Extract every line that contains the word "Velocities".

○ ○ ○ ○ ○

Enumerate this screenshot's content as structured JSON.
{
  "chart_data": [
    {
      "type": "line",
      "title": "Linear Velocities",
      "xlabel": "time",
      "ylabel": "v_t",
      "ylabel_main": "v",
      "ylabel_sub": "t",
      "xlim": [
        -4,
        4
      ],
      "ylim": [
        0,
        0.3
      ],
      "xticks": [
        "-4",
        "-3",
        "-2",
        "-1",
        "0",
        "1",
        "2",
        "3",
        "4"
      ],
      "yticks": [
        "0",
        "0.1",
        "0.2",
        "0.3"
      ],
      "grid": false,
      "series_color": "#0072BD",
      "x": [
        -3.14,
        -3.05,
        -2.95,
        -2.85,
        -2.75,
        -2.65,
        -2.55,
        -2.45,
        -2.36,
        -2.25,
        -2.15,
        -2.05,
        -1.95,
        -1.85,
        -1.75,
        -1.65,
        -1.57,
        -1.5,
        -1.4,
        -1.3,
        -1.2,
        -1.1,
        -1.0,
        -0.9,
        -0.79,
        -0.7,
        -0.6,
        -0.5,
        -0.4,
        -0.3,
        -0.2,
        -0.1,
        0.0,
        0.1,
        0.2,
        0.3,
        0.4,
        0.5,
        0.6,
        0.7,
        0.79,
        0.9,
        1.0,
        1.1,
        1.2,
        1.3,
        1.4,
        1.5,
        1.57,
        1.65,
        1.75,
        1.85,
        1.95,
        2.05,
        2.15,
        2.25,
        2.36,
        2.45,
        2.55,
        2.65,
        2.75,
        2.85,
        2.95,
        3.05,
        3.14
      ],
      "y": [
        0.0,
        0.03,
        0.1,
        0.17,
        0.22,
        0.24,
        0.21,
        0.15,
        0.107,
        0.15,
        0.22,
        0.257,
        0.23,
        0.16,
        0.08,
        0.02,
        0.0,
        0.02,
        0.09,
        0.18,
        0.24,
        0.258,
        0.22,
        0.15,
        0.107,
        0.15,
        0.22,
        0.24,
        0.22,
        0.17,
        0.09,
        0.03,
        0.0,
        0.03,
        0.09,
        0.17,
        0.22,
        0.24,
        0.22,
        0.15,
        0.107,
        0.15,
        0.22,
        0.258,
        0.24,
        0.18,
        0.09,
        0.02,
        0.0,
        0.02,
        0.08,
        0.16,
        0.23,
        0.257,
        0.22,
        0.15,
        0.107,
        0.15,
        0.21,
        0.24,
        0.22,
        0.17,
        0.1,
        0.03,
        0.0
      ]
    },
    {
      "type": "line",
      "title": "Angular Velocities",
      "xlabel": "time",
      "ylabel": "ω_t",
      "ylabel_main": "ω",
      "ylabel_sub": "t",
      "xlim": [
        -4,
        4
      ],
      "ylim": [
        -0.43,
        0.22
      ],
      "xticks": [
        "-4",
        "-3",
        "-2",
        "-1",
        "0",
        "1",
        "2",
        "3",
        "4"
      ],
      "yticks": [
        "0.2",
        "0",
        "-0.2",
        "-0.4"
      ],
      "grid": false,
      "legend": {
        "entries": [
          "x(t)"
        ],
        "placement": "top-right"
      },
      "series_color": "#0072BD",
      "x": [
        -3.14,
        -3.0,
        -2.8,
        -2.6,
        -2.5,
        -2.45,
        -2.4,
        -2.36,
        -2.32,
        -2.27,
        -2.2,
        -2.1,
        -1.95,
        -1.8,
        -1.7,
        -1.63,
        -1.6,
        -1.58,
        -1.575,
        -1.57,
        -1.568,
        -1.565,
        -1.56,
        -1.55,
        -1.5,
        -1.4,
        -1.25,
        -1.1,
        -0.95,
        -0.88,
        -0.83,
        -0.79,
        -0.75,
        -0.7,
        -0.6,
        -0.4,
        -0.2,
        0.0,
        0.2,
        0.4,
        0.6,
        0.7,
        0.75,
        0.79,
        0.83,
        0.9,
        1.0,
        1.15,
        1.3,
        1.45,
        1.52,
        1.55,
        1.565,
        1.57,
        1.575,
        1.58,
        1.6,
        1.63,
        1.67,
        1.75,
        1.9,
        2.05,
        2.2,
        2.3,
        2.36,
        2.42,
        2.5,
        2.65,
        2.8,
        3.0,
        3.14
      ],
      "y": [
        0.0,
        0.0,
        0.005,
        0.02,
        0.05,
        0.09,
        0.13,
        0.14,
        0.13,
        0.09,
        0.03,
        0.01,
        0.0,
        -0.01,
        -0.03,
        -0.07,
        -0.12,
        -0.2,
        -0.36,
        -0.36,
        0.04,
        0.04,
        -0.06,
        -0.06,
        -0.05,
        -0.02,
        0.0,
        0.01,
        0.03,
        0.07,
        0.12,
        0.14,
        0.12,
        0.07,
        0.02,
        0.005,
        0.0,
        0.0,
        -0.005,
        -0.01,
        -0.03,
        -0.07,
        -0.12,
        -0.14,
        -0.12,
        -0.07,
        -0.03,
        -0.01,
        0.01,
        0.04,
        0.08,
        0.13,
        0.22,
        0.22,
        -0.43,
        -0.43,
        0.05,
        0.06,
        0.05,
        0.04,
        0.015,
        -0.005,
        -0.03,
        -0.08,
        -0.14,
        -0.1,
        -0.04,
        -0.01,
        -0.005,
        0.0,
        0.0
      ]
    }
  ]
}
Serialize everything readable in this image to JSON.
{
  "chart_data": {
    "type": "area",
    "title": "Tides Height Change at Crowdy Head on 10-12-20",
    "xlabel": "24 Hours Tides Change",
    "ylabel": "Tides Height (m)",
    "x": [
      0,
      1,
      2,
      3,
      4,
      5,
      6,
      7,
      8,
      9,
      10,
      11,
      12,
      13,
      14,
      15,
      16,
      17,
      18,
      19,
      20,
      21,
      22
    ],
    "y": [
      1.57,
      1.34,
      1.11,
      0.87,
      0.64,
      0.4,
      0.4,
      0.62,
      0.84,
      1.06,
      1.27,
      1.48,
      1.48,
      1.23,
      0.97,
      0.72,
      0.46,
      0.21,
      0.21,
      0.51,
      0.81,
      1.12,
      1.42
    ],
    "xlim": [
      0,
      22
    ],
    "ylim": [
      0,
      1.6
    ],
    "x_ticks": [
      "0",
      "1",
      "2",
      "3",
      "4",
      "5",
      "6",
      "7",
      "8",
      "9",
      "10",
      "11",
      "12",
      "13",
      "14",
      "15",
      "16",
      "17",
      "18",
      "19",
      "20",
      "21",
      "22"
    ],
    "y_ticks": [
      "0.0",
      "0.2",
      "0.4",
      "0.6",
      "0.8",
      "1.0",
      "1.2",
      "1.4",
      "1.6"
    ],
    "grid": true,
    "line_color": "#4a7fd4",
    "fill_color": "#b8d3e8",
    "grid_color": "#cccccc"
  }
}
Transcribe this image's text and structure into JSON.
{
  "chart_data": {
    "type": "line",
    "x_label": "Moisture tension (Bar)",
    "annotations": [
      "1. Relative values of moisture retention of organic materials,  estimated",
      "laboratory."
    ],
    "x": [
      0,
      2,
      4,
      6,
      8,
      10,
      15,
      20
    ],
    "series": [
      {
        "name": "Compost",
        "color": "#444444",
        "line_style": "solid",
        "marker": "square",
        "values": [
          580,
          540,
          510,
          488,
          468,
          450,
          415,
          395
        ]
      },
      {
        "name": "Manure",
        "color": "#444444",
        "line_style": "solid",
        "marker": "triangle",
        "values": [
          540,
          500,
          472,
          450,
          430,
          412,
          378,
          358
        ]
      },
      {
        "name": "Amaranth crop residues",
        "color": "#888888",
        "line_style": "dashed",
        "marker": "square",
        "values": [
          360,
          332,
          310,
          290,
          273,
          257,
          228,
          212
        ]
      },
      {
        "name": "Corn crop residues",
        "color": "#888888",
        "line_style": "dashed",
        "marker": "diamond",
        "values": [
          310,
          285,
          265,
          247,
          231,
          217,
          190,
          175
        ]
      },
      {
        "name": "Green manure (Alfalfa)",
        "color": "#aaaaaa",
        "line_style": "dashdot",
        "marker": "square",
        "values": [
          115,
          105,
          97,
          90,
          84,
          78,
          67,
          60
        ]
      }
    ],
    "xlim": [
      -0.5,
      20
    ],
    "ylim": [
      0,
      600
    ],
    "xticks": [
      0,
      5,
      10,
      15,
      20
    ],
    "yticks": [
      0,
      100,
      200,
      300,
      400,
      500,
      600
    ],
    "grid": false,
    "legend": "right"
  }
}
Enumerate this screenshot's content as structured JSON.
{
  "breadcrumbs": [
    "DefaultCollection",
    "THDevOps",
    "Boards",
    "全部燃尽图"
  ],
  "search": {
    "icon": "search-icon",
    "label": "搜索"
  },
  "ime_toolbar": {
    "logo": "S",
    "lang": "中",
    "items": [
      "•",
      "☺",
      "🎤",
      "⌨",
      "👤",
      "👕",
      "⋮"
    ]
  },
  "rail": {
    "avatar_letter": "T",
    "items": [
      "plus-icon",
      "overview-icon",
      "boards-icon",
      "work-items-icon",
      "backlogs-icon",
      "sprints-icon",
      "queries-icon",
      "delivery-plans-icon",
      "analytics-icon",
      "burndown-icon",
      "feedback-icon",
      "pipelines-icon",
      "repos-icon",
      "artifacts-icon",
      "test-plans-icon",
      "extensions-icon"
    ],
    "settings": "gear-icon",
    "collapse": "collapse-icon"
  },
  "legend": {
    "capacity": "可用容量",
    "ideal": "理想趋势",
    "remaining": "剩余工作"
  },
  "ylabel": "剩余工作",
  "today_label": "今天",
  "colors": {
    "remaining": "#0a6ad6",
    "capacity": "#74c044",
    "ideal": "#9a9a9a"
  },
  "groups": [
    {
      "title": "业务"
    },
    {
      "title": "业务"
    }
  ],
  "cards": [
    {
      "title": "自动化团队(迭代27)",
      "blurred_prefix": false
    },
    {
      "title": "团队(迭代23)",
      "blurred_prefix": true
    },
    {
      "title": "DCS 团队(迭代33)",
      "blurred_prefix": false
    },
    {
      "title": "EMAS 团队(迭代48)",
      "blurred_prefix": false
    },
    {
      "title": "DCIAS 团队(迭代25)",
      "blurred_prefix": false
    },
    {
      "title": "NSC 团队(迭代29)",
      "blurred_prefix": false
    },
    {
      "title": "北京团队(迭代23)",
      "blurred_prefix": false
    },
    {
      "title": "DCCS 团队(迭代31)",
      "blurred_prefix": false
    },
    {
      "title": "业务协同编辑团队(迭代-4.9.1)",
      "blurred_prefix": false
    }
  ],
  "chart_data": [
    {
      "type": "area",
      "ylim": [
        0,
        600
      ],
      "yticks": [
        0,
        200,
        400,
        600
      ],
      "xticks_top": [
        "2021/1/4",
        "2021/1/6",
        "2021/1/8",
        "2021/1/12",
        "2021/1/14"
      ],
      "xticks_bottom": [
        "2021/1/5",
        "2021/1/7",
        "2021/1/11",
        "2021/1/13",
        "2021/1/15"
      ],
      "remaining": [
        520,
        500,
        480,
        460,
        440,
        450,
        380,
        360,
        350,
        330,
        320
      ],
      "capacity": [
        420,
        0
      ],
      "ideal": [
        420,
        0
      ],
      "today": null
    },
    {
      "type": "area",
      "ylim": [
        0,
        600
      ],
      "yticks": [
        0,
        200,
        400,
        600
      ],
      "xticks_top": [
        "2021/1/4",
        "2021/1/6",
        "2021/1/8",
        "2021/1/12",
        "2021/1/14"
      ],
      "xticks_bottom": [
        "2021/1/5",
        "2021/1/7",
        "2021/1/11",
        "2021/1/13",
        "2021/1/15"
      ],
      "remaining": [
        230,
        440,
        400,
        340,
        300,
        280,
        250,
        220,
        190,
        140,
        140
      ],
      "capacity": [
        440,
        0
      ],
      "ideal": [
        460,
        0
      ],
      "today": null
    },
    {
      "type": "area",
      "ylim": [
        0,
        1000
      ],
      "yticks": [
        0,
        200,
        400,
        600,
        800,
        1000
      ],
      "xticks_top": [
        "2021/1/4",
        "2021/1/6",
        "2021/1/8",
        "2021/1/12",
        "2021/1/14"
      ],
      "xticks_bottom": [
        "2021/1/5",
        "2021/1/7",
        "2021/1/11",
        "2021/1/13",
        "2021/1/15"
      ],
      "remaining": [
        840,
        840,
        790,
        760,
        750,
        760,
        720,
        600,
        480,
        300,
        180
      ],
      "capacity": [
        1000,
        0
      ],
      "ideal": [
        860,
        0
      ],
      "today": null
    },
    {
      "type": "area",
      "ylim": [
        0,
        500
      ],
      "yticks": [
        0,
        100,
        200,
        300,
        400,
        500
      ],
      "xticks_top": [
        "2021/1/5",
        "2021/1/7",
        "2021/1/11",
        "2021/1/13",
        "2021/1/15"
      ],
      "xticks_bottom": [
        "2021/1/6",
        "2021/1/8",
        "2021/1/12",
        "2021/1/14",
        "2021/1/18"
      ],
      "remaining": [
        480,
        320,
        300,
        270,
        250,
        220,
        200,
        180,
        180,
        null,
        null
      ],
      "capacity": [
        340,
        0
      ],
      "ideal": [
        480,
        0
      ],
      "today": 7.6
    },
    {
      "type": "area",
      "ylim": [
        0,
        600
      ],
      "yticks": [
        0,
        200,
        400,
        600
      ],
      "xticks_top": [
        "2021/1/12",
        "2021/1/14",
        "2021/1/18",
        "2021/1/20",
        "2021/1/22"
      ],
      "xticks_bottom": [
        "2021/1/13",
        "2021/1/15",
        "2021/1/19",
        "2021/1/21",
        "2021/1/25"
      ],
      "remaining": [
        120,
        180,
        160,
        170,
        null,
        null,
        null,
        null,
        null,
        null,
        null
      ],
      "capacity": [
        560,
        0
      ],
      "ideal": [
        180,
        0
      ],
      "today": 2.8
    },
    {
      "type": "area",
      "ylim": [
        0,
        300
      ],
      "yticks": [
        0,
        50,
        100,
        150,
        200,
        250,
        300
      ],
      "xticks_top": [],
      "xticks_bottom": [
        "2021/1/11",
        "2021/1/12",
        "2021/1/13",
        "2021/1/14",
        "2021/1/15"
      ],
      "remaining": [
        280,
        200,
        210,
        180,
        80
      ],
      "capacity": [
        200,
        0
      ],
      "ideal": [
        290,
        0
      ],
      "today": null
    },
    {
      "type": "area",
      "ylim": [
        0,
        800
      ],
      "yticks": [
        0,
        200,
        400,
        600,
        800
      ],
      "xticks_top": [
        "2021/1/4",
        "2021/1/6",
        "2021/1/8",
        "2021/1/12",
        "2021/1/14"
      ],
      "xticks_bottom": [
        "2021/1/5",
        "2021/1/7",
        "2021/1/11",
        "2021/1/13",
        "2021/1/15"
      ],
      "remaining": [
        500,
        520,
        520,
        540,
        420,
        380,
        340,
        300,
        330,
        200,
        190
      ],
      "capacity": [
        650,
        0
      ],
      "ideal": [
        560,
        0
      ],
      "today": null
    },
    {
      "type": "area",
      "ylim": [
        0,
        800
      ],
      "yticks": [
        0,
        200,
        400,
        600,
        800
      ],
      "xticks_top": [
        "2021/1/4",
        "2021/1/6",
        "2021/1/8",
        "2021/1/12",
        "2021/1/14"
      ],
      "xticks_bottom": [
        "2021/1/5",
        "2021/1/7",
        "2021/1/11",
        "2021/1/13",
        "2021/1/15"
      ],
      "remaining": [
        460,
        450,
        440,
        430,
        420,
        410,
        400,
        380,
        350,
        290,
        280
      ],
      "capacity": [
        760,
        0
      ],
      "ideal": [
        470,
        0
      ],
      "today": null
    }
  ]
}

○ ○ ○ ○ ○

- _Task solution_
      "title": "Linear Velocities",
      "title": "Angular Velocities",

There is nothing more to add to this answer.